Extracted data entries
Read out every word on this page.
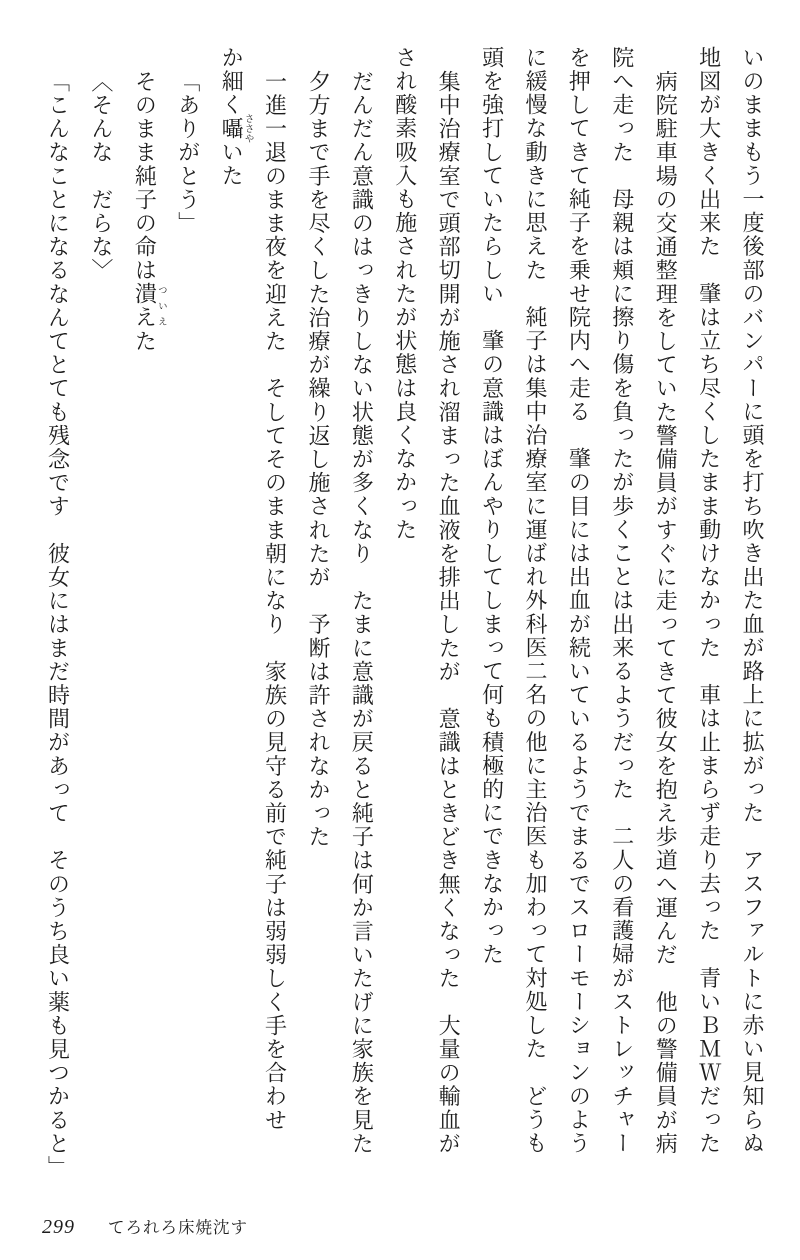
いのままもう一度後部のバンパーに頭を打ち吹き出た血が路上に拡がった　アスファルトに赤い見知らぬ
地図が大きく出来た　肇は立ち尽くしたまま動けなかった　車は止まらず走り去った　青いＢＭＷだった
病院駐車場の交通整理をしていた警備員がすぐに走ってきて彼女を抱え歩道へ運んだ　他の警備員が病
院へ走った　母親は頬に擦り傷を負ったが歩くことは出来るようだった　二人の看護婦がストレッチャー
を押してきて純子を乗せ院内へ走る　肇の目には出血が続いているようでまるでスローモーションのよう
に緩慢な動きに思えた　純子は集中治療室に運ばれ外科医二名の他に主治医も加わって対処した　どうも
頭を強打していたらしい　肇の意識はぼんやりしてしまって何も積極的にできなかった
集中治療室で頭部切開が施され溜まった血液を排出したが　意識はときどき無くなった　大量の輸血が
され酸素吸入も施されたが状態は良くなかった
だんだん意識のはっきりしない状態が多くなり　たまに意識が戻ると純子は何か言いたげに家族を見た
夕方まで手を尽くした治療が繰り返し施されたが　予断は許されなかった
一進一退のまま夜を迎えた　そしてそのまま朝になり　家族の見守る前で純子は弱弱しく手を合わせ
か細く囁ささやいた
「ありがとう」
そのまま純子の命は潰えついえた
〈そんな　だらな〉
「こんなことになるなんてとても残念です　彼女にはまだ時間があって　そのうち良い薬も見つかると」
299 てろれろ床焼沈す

Given instruction:
Repeat the material above in full and exactly, apart from the pictures.

Result for this task:
Read out every word on this page.
いのままもう一度後部のバンパーに頭を打ち吹き出た血が路上に拡がった　アスファルトに赤い見知らぬ
地図が大きく出来た　肇は立ち尽くしたまま動けなかった　車は止まらず走り去った　青いＢＭＷだった
病院駐車場の交通整理をしていた警備員がすぐに走ってきて彼女を抱え歩道へ運んだ　他の警備員が病
院へ走った　母親は頬に擦り傷を負ったが歩くことは出来るようだった　二人の看護婦がストレッチャー
を押してきて純子を乗せ院内へ走る　肇の目には出血が続いているようでまるでスローモーションのよう
に緩慢な動きに思えた　純子は集中治療室に運ばれ外科医二名の他に主治医も加わって対処した　どうも
頭を強打していたらしい　肇の意識はぼんやりしてしまって何も積極的にできなかった
集中治療室で頭部切開が施され溜まった血液を排出したが　意識はときどき無くなった　大量の輸血が
され酸素吸入も施されたが状態は良くなかった
だんだん意識のはっきりしない状態が多くなり　たまに意識が戻ると純子は何か言いたげに家族を見た
夕方まで手を尽くした治療が繰り返し施されたが　予断は許されなかった
一進一退のまま夜を迎えた　そしてそのまま朝になり　家族の見守る前で純子は弱弱しく手を合わせ
か細く囁ささやいた
「ありがとう」
そのまま純子の命は潰えついえた
〈そんな　だらな〉
「こんなことになるなんてとても残念です　彼女にはまだ時間があって　そのうち良い薬も見つかると」
299 てろれろ床焼沈す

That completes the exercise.